____ ENTRIES PROVIDED
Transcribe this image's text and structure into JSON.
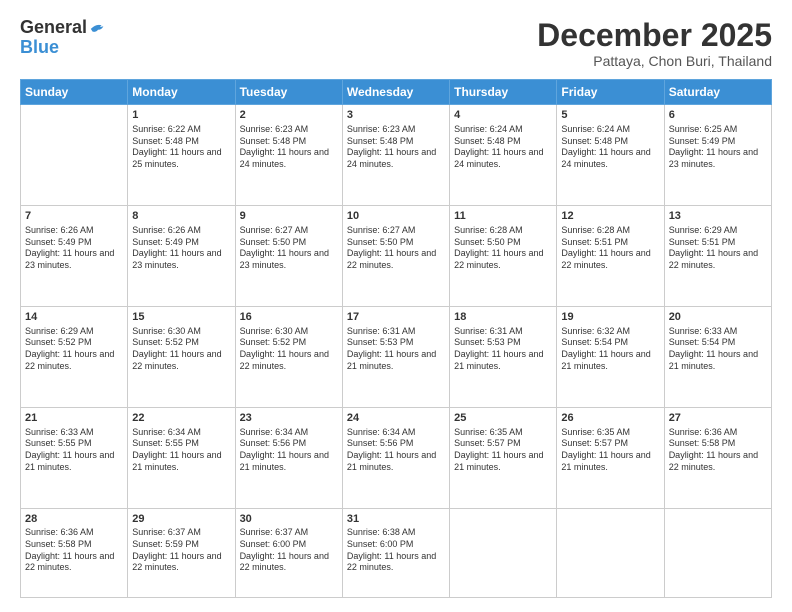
{
  "logo": {
    "general": "General",
    "blue": "Blue"
  },
  "title": "December 2025",
  "location": "Pattaya, Chon Buri, Thailand",
  "days": [
    "Sunday",
    "Monday",
    "Tuesday",
    "Wednesday",
    "Thursday",
    "Friday",
    "Saturday"
  ],
  "weeks": [
    [
      {
        "num": "",
        "text": ""
      },
      {
        "num": "1",
        "sunrise": "6:22 AM",
        "sunset": "5:48 PM",
        "daylight": "11 hours and 25 minutes."
      },
      {
        "num": "2",
        "sunrise": "6:23 AM",
        "sunset": "5:48 PM",
        "daylight": "11 hours and 24 minutes."
      },
      {
        "num": "3",
        "sunrise": "6:23 AM",
        "sunset": "5:48 PM",
        "daylight": "11 hours and 24 minutes."
      },
      {
        "num": "4",
        "sunrise": "6:24 AM",
        "sunset": "5:48 PM",
        "daylight": "11 hours and 24 minutes."
      },
      {
        "num": "5",
        "sunrise": "6:24 AM",
        "sunset": "5:48 PM",
        "daylight": "11 hours and 24 minutes."
      },
      {
        "num": "6",
        "sunrise": "6:25 AM",
        "sunset": "5:49 PM",
        "daylight": "11 hours and 23 minutes."
      }
    ],
    [
      {
        "num": "7",
        "sunrise": "6:26 AM",
        "sunset": "5:49 PM",
        "daylight": "11 hours and 23 minutes."
      },
      {
        "num": "8",
        "sunrise": "6:26 AM",
        "sunset": "5:49 PM",
        "daylight": "11 hours and 23 minutes."
      },
      {
        "num": "9",
        "sunrise": "6:27 AM",
        "sunset": "5:50 PM",
        "daylight": "11 hours and 23 minutes."
      },
      {
        "num": "10",
        "sunrise": "6:27 AM",
        "sunset": "5:50 PM",
        "daylight": "11 hours and 22 minutes."
      },
      {
        "num": "11",
        "sunrise": "6:28 AM",
        "sunset": "5:50 PM",
        "daylight": "11 hours and 22 minutes."
      },
      {
        "num": "12",
        "sunrise": "6:28 AM",
        "sunset": "5:51 PM",
        "daylight": "11 hours and 22 minutes."
      },
      {
        "num": "13",
        "sunrise": "6:29 AM",
        "sunset": "5:51 PM",
        "daylight": "11 hours and 22 minutes."
      }
    ],
    [
      {
        "num": "14",
        "sunrise": "6:29 AM",
        "sunset": "5:52 PM",
        "daylight": "11 hours and 22 minutes."
      },
      {
        "num": "15",
        "sunrise": "6:30 AM",
        "sunset": "5:52 PM",
        "daylight": "11 hours and 22 minutes."
      },
      {
        "num": "16",
        "sunrise": "6:30 AM",
        "sunset": "5:52 PM",
        "daylight": "11 hours and 22 minutes."
      },
      {
        "num": "17",
        "sunrise": "6:31 AM",
        "sunset": "5:53 PM",
        "daylight": "11 hours and 21 minutes."
      },
      {
        "num": "18",
        "sunrise": "6:31 AM",
        "sunset": "5:53 PM",
        "daylight": "11 hours and 21 minutes."
      },
      {
        "num": "19",
        "sunrise": "6:32 AM",
        "sunset": "5:54 PM",
        "daylight": "11 hours and 21 minutes."
      },
      {
        "num": "20",
        "sunrise": "6:33 AM",
        "sunset": "5:54 PM",
        "daylight": "11 hours and 21 minutes."
      }
    ],
    [
      {
        "num": "21",
        "sunrise": "6:33 AM",
        "sunset": "5:55 PM",
        "daylight": "11 hours and 21 minutes."
      },
      {
        "num": "22",
        "sunrise": "6:34 AM",
        "sunset": "5:55 PM",
        "daylight": "11 hours and 21 minutes."
      },
      {
        "num": "23",
        "sunrise": "6:34 AM",
        "sunset": "5:56 PM",
        "daylight": "11 hours and 21 minutes."
      },
      {
        "num": "24",
        "sunrise": "6:34 AM",
        "sunset": "5:56 PM",
        "daylight": "11 hours and 21 minutes."
      },
      {
        "num": "25",
        "sunrise": "6:35 AM",
        "sunset": "5:57 PM",
        "daylight": "11 hours and 21 minutes."
      },
      {
        "num": "26",
        "sunrise": "6:35 AM",
        "sunset": "5:57 PM",
        "daylight": "11 hours and 21 minutes."
      },
      {
        "num": "27",
        "sunrise": "6:36 AM",
        "sunset": "5:58 PM",
        "daylight": "11 hours and 22 minutes."
      }
    ],
    [
      {
        "num": "28",
        "sunrise": "6:36 AM",
        "sunset": "5:58 PM",
        "daylight": "11 hours and 22 minutes."
      },
      {
        "num": "29",
        "sunrise": "6:37 AM",
        "sunset": "5:59 PM",
        "daylight": "11 hours and 22 minutes."
      },
      {
        "num": "30",
        "sunrise": "6:37 AM",
        "sunset": "6:00 PM",
        "daylight": "11 hours and 22 minutes."
      },
      {
        "num": "31",
        "sunrise": "6:38 AM",
        "sunset": "6:00 PM",
        "daylight": "11 hours and 22 minutes."
      },
      {
        "num": "",
        "text": ""
      },
      {
        "num": "",
        "text": ""
      },
      {
        "num": "",
        "text": ""
      }
    ]
  ]
}
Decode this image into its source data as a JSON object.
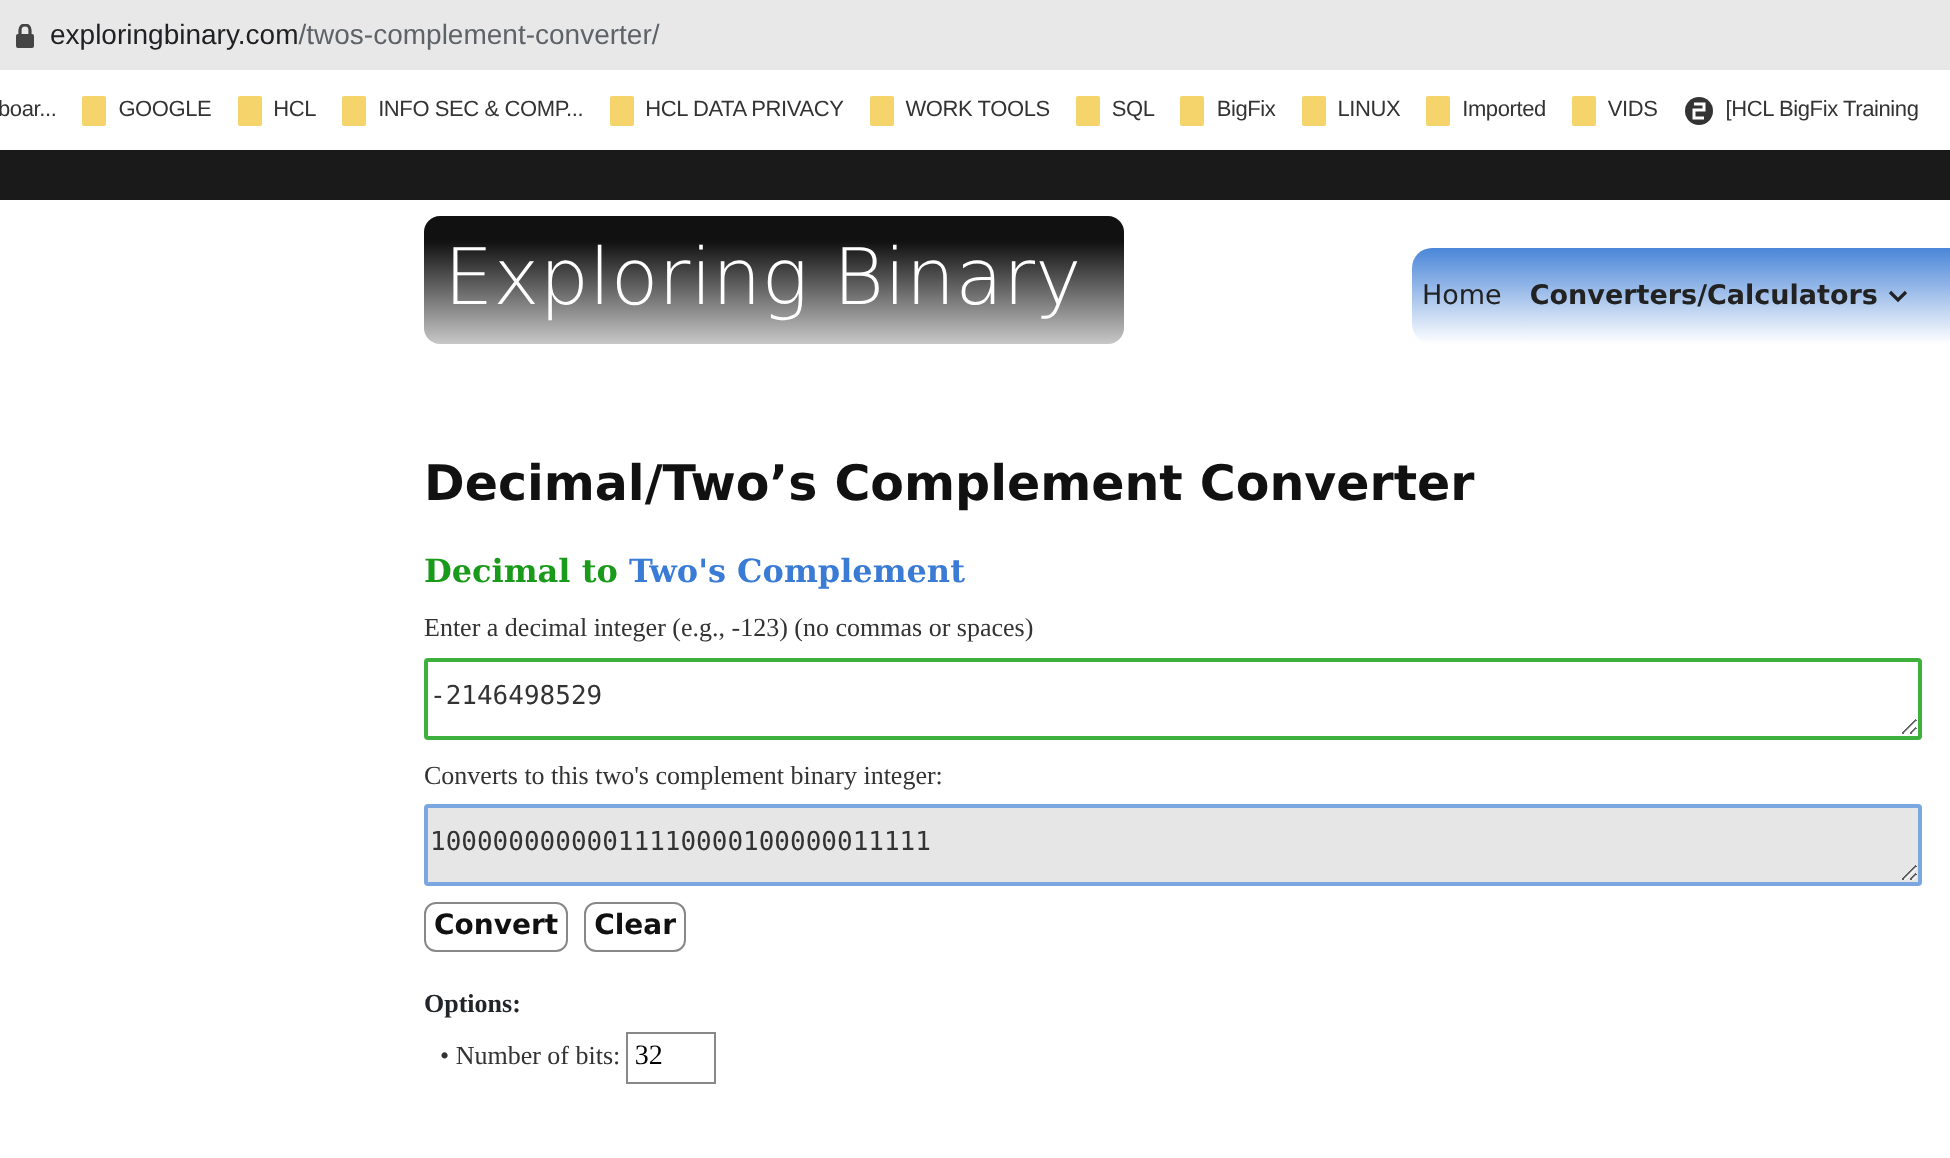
{
  "browser": {
    "url_host": "exploringbinary.com",
    "url_path": "/twos-complement-converter/",
    "bookmarks": [
      {
        "kind": "cut",
        "label": "boar..."
      },
      {
        "kind": "folder",
        "label": "GOOGLE"
      },
      {
        "kind": "folder",
        "label": "HCL"
      },
      {
        "kind": "folder",
        "label": "INFO SEC & COMP..."
      },
      {
        "kind": "folder",
        "label": "HCL DATA PRIVACY"
      },
      {
        "kind": "folder",
        "label": "WORK TOOLS"
      },
      {
        "kind": "folder",
        "label": "SQL"
      },
      {
        "kind": "folder",
        "label": "BigFix"
      },
      {
        "kind": "folder",
        "label": "LINUX"
      },
      {
        "kind": "folder",
        "label": "Imported"
      },
      {
        "kind": "folder",
        "label": "VIDS"
      },
      {
        "kind": "site",
        "label": "[HCL BigFix Training"
      }
    ]
  },
  "site": {
    "logo": "Exploring Binary",
    "nav": [
      {
        "label": "Home",
        "selected": false
      },
      {
        "label": "Converters/Calculators",
        "selected": true,
        "dropdown": true
      }
    ]
  },
  "page": {
    "title": "Decimal/Two’s Complement Converter",
    "section_title": {
      "part_1": "Decimal to",
      "part_2": "Two's Complement"
    },
    "input_label": "Enter a decimal integer (e.g., -123) (no commas or spaces)",
    "input_value": "-2146498529",
    "output_label": "Converts to this two's complement binary integer:",
    "output_value": "10000000000011110000100000011111",
    "buttons": [
      "Convert",
      "Clear"
    ],
    "options_title": "Options:",
    "options": [
      {
        "bullet": "•",
        "label": "Number of bits:",
        "value": "32"
      }
    ]
  }
}
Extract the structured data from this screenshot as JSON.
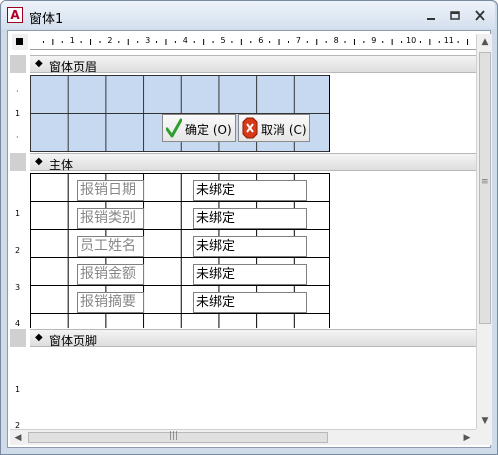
{
  "window": {
    "title": "窗体1",
    "app_icon_letter": "A"
  },
  "ruler": {
    "h_ticks": [
      "1",
      "2",
      "3",
      "4",
      "5",
      "6",
      "7",
      "8",
      "9",
      "10",
      "11"
    ],
    "v_ticks_header": [
      "1"
    ],
    "v_ticks_detail": [
      "1",
      "2",
      "3",
      "4"
    ],
    "v_ticks_footer": [
      "1",
      "2"
    ]
  },
  "sections": {
    "header": "窗体页眉",
    "detail": "主体",
    "footer": "窗体页脚"
  },
  "buttons": {
    "ok": "确定 (O)",
    "cancel": "取消 (C)"
  },
  "fields": [
    {
      "label": "报销日期",
      "value": "未绑定"
    },
    {
      "label": "报销类别",
      "value": "未绑定"
    },
    {
      "label": "员工姓名",
      "value": "未绑定"
    },
    {
      "label": "报销金额",
      "value": "未绑定"
    },
    {
      "label": "报销摘要",
      "value": "未绑定"
    }
  ],
  "scrollbars": {
    "grip": "|||",
    "vgrip": "≡"
  }
}
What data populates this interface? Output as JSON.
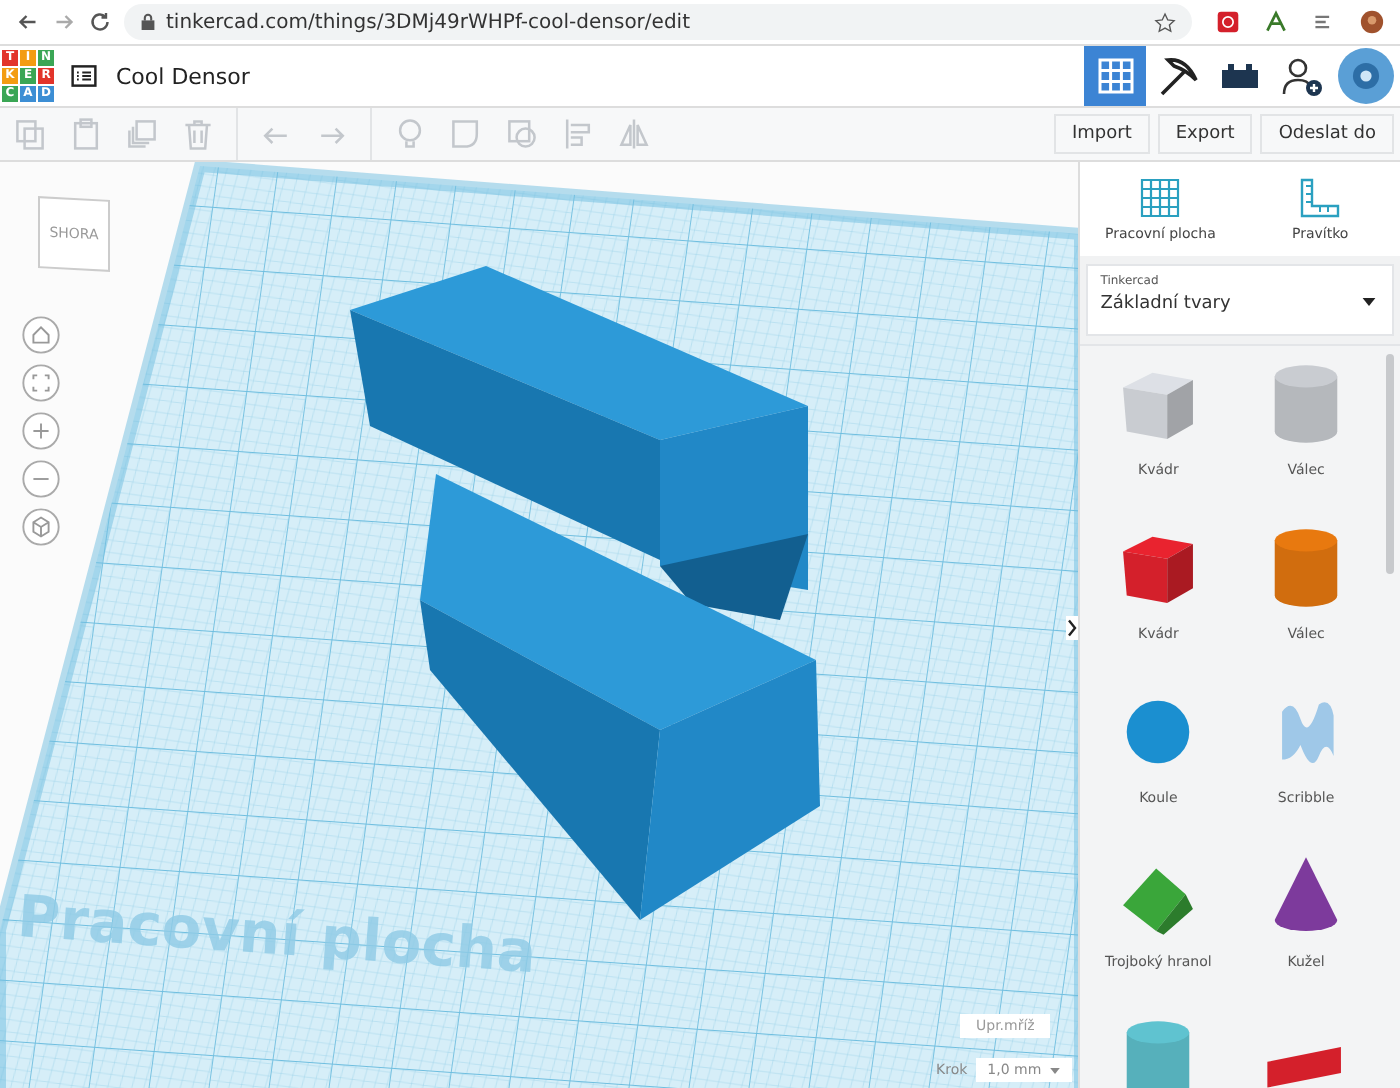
________
PROBLEM STATEMENT =>
Copy all lines of the material above where the string "JSON" occurs.

SOLUTION FOR THIS PROBLEM =>
Transcribe this image's text and structure into JSON.
Decode this image into its source data as a JSON object.
Extract the structured data from this screenshot as JSON.
What data populates this interface? Output as JSON.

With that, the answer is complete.